[Problem description]
Down to the last line, print the material below verbatim.

[Data to use]
★ ★ ★

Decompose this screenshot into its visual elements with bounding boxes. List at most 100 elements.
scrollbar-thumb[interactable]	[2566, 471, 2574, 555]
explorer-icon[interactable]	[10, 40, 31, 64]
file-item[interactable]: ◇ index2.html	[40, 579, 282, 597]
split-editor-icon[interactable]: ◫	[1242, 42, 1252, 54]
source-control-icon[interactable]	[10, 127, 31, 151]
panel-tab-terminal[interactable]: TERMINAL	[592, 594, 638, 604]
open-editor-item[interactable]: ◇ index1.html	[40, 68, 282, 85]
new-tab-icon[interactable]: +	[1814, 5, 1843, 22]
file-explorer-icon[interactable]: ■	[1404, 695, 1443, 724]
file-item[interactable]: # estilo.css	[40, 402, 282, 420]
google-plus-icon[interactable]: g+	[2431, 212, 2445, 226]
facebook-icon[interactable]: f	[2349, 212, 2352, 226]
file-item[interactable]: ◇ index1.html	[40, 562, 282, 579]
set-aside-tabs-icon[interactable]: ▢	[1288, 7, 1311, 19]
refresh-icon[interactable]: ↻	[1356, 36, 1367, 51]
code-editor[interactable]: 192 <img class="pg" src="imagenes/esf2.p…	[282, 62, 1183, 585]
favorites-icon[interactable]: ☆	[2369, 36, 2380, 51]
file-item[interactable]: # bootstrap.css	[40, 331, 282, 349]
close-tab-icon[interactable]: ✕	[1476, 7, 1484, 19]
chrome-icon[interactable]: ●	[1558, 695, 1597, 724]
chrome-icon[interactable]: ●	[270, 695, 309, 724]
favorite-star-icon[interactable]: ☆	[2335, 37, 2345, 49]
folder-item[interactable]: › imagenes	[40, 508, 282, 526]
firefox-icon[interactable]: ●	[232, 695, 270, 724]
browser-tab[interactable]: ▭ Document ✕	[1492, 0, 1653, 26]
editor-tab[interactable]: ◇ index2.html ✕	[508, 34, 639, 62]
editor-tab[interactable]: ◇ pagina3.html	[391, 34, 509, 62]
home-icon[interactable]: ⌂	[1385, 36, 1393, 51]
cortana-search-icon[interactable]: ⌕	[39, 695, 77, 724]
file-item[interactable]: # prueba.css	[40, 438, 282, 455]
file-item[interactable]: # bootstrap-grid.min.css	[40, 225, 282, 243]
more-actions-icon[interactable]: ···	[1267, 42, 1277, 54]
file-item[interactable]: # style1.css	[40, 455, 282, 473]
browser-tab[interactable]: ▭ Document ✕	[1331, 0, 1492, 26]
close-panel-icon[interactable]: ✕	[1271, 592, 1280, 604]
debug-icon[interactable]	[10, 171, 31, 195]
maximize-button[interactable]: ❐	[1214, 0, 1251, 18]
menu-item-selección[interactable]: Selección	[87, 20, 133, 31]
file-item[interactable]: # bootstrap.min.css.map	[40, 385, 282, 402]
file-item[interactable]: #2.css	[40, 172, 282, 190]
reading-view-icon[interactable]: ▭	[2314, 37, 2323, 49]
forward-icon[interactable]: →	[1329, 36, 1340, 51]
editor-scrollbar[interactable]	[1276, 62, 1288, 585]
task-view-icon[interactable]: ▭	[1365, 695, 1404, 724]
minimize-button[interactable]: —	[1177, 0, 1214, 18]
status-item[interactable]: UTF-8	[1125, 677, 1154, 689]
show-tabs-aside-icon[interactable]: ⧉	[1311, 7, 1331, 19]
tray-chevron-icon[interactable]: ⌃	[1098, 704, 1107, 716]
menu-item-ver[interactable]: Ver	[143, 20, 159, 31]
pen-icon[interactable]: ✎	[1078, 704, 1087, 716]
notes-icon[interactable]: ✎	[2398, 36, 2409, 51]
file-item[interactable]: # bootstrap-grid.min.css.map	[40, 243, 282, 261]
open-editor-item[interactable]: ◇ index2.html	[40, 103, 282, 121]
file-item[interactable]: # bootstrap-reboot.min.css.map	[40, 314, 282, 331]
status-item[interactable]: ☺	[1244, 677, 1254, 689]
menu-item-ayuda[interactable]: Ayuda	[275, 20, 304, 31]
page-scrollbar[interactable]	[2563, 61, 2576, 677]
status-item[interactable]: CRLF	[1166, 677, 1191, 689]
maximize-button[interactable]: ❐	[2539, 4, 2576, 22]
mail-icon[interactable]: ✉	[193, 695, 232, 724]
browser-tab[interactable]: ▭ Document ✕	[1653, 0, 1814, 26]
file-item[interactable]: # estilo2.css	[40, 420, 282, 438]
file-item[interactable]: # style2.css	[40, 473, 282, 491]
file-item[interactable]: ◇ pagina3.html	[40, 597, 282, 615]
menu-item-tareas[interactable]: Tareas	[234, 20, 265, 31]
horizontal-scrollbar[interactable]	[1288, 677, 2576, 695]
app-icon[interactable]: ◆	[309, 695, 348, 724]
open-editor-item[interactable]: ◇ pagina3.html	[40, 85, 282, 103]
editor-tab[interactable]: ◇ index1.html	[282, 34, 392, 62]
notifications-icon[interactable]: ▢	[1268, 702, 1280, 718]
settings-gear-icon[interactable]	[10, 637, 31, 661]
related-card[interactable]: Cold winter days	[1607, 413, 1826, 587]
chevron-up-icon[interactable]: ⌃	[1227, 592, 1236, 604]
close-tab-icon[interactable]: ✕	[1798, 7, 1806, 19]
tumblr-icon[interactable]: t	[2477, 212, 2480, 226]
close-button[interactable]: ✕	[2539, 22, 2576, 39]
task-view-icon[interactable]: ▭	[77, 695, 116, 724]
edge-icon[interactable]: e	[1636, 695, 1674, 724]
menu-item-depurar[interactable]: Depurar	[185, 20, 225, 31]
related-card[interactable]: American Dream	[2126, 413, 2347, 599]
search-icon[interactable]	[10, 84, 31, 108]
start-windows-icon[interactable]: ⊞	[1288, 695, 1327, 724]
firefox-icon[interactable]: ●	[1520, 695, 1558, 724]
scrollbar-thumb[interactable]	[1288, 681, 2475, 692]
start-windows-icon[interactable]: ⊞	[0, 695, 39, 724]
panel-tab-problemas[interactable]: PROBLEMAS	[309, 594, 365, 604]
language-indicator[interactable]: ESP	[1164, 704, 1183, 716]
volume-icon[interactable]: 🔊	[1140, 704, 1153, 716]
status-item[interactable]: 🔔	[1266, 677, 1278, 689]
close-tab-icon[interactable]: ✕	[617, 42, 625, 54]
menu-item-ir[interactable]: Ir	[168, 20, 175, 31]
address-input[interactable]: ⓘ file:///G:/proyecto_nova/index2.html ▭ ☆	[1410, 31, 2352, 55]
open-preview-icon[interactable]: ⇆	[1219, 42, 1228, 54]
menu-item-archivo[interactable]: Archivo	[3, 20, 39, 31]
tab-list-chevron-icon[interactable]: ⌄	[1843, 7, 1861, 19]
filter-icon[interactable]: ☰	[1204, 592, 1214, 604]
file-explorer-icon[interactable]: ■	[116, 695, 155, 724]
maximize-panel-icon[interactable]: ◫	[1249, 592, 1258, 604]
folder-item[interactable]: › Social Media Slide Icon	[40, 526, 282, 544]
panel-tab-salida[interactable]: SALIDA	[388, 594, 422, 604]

★ ★ ★

[Result]
Decompose this screenshot into its visual elements with bounding boxes. List at most 100 elements.
scrollbar-thumb[interactable]	[2566, 471, 2574, 555]
explorer-icon[interactable]	[10, 40, 31, 64]
file-item[interactable]: ◇ index2.html	[40, 579, 282, 597]
split-editor-icon[interactable]: ◫	[1242, 42, 1252, 54]
source-control-icon[interactable]	[10, 127, 31, 151]
panel-tab-terminal[interactable]: TERMINAL	[592, 594, 638, 604]
open-editor-item[interactable]: ◇ index1.html	[40, 68, 282, 85]
new-tab-icon[interactable]: +	[1814, 5, 1843, 22]
file-explorer-icon[interactable]: ■	[1404, 695, 1443, 724]
file-item[interactable]: # estilo.css	[40, 402, 282, 420]
google-plus-icon[interactable]: g+	[2431, 212, 2445, 226]
facebook-icon[interactable]: f	[2349, 212, 2352, 226]
file-item[interactable]: ◇ index1.html	[40, 562, 282, 579]
set-aside-tabs-icon[interactable]: ▢	[1288, 7, 1311, 19]
refresh-icon[interactable]: ↻	[1356, 36, 1367, 51]
code-editor[interactable]: 192 <img class="pg" src="imagenes/esf2.p…	[282, 62, 1183, 585]
favorites-icon[interactable]: ☆	[2369, 36, 2380, 51]
file-item[interactable]: # bootstrap.css	[40, 331, 282, 349]
close-tab-icon[interactable]: ✕	[1476, 7, 1484, 19]
chrome-icon[interactable]: ●	[1558, 695, 1597, 724]
chrome-icon[interactable]: ●	[270, 695, 309, 724]
favorite-star-icon[interactable]: ☆	[2335, 37, 2345, 49]
folder-item[interactable]: › imagenes	[40, 508, 282, 526]
firefox-icon[interactable]: ●	[232, 695, 270, 724]
browser-tab[interactable]: ▭ Document ✕	[1492, 0, 1653, 26]
editor-tab[interactable]: ◇ index2.html ✕	[508, 34, 639, 62]
editor-tab[interactable]: ◇ pagina3.html	[391, 34, 509, 62]
home-icon[interactable]: ⌂	[1385, 36, 1393, 51]
cortana-search-icon[interactable]: ⌕	[39, 695, 77, 724]
file-item[interactable]: # prueba.css	[40, 438, 282, 455]
file-item[interactable]: # bootstrap-grid.min.css	[40, 225, 282, 243]
more-actions-icon[interactable]: ···	[1267, 42, 1277, 54]
file-item[interactable]: # style1.css	[40, 455, 282, 473]
browser-tab[interactable]: ▭ Document ✕	[1331, 0, 1492, 26]
close-panel-icon[interactable]: ✕	[1271, 592, 1280, 604]
debug-icon[interactable]	[10, 171, 31, 195]
maximize-button[interactable]: ❐	[1214, 0, 1251, 18]
menu-item-selección[interactable]: Selección	[87, 20, 133, 31]
file-item[interactable]: # bootstrap.min.css.map	[40, 385, 282, 402]
file-item[interactable]: #2.css	[40, 172, 282, 190]
reading-view-icon[interactable]: ▭	[2314, 37, 2323, 49]
forward-icon[interactable]: →	[1329, 36, 1340, 51]
editor-scrollbar[interactable]	[1276, 62, 1288, 585]
task-view-icon[interactable]: ▭	[1365, 695, 1404, 724]
minimize-button[interactable]: —	[1177, 0, 1214, 18]
status-item[interactable]: UTF-8	[1125, 677, 1154, 689]
show-tabs-aside-icon[interactable]: ⧉	[1311, 7, 1331, 19]
tray-chevron-icon[interactable]: ⌃	[1098, 704, 1107, 716]
menu-item-ver[interactable]: Ver	[143, 20, 159, 31]
pen-icon[interactable]: ✎	[1078, 704, 1087, 716]
notes-icon[interactable]: ✎	[2398, 36, 2409, 51]
file-item[interactable]: # bootstrap-grid.min.css.map	[40, 243, 282, 261]
open-editor-item[interactable]: ◇ index2.html	[40, 103, 282, 121]
file-item[interactable]: # bootstrap-reboot.min.css.map	[40, 314, 282, 331]
status-item[interactable]: ☺	[1244, 677, 1254, 689]
menu-item-ayuda[interactable]: Ayuda	[275, 20, 304, 31]
page-scrollbar[interactable]	[2563, 61, 2576, 677]
status-item[interactable]: CRLF	[1166, 677, 1191, 689]
maximize-button[interactable]: ❐	[2539, 4, 2576, 22]
mail-icon[interactable]: ✉	[193, 695, 232, 724]
browser-tab[interactable]: ▭ Document ✕	[1653, 0, 1814, 26]
file-item[interactable]: # estilo2.css	[40, 420, 282, 438]
file-item[interactable]: # style2.css	[40, 473, 282, 491]
file-item[interactable]: ◇ pagina3.html	[40, 597, 282, 615]
menu-item-tareas[interactable]: Tareas	[234, 20, 265, 31]
horizontal-scrollbar[interactable]	[1288, 677, 2576, 695]
app-icon[interactable]: ◆	[309, 695, 348, 724]
open-editor-item[interactable]: ◇ pagina3.html	[40, 85, 282, 103]
editor-tab[interactable]: ◇ index1.html	[282, 34, 392, 62]
notifications-icon[interactable]: ▢	[1268, 702, 1280, 718]
settings-gear-icon[interactable]	[10, 637, 31, 661]
related-card[interactable]: Cold winter days	[1607, 413, 1826, 587]
chevron-up-icon[interactable]: ⌃	[1227, 592, 1236, 604]
close-tab-icon[interactable]: ✕	[1798, 7, 1806, 19]
tumblr-icon[interactable]: t	[2477, 212, 2480, 226]
close-button[interactable]: ✕	[2539, 22, 2576, 39]
task-view-icon[interactable]: ▭	[77, 695, 116, 724]
edge-icon[interactable]: e	[1636, 695, 1674, 724]
menu-item-depurar[interactable]: Depurar	[185, 20, 225, 31]
related-card[interactable]: American Dream	[2126, 413, 2347, 599]
search-icon[interactable]	[10, 84, 31, 108]
start-windows-icon[interactable]: ⊞	[1288, 695, 1327, 724]
firefox-icon[interactable]: ●	[1520, 695, 1558, 724]
scrollbar-thumb[interactable]	[1288, 681, 2475, 692]
start-windows-icon[interactable]: ⊞	[0, 695, 39, 724]
panel-tab-problemas[interactable]: PROBLEMAS	[309, 594, 365, 604]
language-indicator[interactable]: ESP	[1164, 704, 1183, 716]
volume-icon[interactable]: 🔊	[1140, 704, 1153, 716]
status-item[interactable]: 🔔	[1266, 677, 1278, 689]
close-tab-icon[interactable]: ✕	[617, 42, 625, 54]
menu-item-ir[interactable]: Ir	[168, 20, 175, 31]
address-input[interactable]: ⓘ file:///G:/proyecto_nova/index2.html ▭ ☆	[1410, 31, 2352, 55]
open-preview-icon[interactable]: ⇆	[1219, 42, 1228, 54]
menu-item-archivo[interactable]: Archivo	[3, 20, 39, 31]
tab-list-chevron-icon[interactable]: ⌄	[1843, 7, 1861, 19]
filter-icon[interactable]: ☰	[1204, 592, 1214, 604]
file-explorer-icon[interactable]: ■	[116, 695, 155, 724]
maximize-panel-icon[interactable]: ◫	[1249, 592, 1258, 604]
folder-item[interactable]: › Social Media Slide Icon	[40, 526, 282, 544]
panel-tab-salida[interactable]: SALIDA	[388, 594, 422, 604]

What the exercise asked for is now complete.